[ENTRIES SUPPLIED]:
----
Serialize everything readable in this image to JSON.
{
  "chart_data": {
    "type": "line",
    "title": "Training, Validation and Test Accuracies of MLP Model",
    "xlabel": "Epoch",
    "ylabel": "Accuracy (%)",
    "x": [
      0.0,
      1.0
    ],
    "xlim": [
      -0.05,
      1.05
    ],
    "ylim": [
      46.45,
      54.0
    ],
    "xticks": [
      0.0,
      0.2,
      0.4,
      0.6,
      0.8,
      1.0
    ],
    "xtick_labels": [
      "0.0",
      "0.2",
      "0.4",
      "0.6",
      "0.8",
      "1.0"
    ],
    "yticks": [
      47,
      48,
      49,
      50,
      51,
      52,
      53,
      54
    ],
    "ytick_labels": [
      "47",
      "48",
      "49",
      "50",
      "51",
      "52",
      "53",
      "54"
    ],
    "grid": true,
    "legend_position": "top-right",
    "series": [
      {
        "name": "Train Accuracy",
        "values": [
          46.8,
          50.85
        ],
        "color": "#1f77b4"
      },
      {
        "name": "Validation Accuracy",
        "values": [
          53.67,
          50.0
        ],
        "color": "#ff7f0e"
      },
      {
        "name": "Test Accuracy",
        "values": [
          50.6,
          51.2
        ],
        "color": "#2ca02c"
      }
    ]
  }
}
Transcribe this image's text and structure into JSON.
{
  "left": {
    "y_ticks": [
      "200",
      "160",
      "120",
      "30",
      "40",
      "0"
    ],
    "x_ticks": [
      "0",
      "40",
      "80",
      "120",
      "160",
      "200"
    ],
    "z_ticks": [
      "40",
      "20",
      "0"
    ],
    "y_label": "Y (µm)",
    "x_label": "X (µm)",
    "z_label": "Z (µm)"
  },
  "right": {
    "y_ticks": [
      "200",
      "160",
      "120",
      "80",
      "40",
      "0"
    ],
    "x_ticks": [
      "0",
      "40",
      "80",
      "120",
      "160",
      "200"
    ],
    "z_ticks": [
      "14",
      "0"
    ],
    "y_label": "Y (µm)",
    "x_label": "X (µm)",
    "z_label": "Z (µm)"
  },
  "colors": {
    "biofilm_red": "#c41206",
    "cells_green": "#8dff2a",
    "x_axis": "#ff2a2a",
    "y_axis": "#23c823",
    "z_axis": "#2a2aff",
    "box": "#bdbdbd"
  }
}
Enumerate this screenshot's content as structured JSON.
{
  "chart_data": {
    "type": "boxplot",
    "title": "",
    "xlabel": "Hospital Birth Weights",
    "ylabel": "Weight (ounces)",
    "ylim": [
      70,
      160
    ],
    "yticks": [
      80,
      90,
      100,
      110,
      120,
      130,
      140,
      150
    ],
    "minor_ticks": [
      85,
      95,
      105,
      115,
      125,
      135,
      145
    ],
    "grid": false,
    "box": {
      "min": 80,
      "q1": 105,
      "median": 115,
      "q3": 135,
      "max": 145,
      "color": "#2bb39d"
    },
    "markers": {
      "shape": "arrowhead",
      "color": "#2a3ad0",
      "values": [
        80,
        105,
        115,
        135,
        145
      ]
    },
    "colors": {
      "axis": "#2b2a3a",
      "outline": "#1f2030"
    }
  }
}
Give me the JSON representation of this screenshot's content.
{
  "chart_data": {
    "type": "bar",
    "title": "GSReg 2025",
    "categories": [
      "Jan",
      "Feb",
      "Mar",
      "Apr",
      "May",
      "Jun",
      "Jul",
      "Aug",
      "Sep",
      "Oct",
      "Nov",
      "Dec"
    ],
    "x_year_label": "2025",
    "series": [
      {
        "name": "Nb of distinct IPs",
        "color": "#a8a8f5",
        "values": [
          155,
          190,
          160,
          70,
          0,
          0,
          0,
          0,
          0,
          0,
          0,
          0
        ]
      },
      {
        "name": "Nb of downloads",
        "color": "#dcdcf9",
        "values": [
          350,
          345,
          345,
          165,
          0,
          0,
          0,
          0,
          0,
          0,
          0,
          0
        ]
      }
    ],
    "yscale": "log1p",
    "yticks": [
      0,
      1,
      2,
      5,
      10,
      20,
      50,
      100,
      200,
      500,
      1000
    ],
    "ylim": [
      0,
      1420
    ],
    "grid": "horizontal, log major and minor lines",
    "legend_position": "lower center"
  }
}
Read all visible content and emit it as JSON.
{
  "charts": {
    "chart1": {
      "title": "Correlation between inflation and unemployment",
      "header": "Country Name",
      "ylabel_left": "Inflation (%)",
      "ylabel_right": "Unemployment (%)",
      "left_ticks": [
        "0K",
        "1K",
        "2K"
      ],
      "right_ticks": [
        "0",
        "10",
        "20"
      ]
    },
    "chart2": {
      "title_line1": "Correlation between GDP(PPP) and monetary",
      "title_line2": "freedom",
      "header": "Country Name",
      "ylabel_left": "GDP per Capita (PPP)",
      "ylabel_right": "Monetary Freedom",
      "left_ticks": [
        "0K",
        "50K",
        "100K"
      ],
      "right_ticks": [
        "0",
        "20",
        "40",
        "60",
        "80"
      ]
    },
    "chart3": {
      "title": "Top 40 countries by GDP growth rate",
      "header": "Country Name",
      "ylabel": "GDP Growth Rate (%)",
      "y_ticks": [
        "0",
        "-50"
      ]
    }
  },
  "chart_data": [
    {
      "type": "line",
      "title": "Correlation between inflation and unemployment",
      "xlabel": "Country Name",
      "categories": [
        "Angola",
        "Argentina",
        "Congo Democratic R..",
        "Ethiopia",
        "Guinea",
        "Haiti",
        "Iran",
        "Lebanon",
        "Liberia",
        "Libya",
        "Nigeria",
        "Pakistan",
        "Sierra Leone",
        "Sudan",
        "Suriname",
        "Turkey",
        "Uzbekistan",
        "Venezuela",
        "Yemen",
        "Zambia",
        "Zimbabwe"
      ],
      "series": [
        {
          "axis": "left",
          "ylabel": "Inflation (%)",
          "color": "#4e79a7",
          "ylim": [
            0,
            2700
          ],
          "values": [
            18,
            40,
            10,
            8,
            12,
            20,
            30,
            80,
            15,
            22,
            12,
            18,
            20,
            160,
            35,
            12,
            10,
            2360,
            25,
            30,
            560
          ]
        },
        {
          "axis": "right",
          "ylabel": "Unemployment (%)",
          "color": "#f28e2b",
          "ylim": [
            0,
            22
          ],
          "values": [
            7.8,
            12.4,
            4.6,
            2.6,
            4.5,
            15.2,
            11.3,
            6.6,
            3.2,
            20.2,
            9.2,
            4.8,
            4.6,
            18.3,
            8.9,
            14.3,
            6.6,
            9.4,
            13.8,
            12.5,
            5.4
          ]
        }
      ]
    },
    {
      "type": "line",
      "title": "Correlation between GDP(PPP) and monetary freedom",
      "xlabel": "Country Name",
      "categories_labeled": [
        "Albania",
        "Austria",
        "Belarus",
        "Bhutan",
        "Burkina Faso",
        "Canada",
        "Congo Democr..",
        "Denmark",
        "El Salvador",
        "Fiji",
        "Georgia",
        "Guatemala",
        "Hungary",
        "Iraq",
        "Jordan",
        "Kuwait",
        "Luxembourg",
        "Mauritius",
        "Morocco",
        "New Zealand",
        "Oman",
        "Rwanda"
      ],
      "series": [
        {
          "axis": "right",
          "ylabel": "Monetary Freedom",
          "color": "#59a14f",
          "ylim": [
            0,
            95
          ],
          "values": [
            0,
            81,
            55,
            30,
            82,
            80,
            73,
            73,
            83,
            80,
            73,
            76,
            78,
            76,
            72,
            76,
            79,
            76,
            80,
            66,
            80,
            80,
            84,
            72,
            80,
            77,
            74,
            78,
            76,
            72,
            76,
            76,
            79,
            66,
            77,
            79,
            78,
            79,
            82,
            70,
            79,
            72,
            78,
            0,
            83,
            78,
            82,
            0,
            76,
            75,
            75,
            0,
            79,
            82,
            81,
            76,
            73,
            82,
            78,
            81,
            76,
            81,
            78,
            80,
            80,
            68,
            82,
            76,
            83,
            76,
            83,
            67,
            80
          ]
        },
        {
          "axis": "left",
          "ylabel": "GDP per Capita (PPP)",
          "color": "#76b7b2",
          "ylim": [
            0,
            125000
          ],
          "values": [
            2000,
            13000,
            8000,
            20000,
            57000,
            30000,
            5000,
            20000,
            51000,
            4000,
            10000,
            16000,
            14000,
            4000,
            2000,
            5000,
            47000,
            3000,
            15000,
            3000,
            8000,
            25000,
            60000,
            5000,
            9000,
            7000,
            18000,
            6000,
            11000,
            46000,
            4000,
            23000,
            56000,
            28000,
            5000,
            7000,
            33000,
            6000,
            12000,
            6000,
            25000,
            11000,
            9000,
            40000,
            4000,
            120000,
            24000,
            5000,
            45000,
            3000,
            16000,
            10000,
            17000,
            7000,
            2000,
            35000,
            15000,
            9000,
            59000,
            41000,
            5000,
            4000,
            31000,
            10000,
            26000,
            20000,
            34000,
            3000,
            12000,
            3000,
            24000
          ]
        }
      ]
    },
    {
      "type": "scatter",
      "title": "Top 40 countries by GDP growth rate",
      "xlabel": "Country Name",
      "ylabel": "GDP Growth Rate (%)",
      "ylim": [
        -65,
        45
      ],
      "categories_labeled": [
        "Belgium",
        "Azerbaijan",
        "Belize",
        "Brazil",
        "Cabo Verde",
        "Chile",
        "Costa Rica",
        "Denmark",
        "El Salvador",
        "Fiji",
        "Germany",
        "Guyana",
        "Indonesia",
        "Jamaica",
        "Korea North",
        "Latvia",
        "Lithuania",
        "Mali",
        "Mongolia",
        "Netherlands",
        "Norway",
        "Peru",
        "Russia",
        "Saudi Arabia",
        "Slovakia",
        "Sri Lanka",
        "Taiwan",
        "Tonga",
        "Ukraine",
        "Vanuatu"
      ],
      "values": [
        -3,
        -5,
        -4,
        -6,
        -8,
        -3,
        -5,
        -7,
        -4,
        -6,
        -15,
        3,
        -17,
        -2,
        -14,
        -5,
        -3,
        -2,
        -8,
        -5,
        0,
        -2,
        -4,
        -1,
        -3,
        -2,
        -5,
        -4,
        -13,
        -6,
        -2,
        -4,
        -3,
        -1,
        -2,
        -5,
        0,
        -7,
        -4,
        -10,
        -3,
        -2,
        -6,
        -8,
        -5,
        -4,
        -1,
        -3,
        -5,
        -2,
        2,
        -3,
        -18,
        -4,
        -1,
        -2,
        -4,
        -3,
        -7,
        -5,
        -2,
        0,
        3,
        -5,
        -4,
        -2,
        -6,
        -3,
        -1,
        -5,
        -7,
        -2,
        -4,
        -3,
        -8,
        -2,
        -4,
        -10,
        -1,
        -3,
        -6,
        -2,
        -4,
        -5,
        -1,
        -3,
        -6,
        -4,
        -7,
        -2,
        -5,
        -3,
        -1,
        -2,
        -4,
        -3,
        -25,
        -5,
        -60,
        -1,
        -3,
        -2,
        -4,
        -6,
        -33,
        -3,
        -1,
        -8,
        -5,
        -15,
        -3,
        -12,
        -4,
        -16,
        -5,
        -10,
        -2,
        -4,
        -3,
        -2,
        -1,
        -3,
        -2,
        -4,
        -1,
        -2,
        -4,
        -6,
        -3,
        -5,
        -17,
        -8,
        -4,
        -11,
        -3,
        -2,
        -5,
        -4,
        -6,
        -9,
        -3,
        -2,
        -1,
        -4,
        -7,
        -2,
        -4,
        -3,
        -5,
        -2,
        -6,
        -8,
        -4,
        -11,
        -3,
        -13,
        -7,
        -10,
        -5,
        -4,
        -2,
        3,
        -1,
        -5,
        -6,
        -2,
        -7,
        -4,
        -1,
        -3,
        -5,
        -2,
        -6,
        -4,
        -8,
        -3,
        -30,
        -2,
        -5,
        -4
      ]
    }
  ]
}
----
[TASK TO CARRY OUT]: Report each line in the preceding entries that holds the string "image".

[CORRECT OUTPUT]:
Serialize everything readable in this image to JSON.
Transcribe this image's text and structure into JSON.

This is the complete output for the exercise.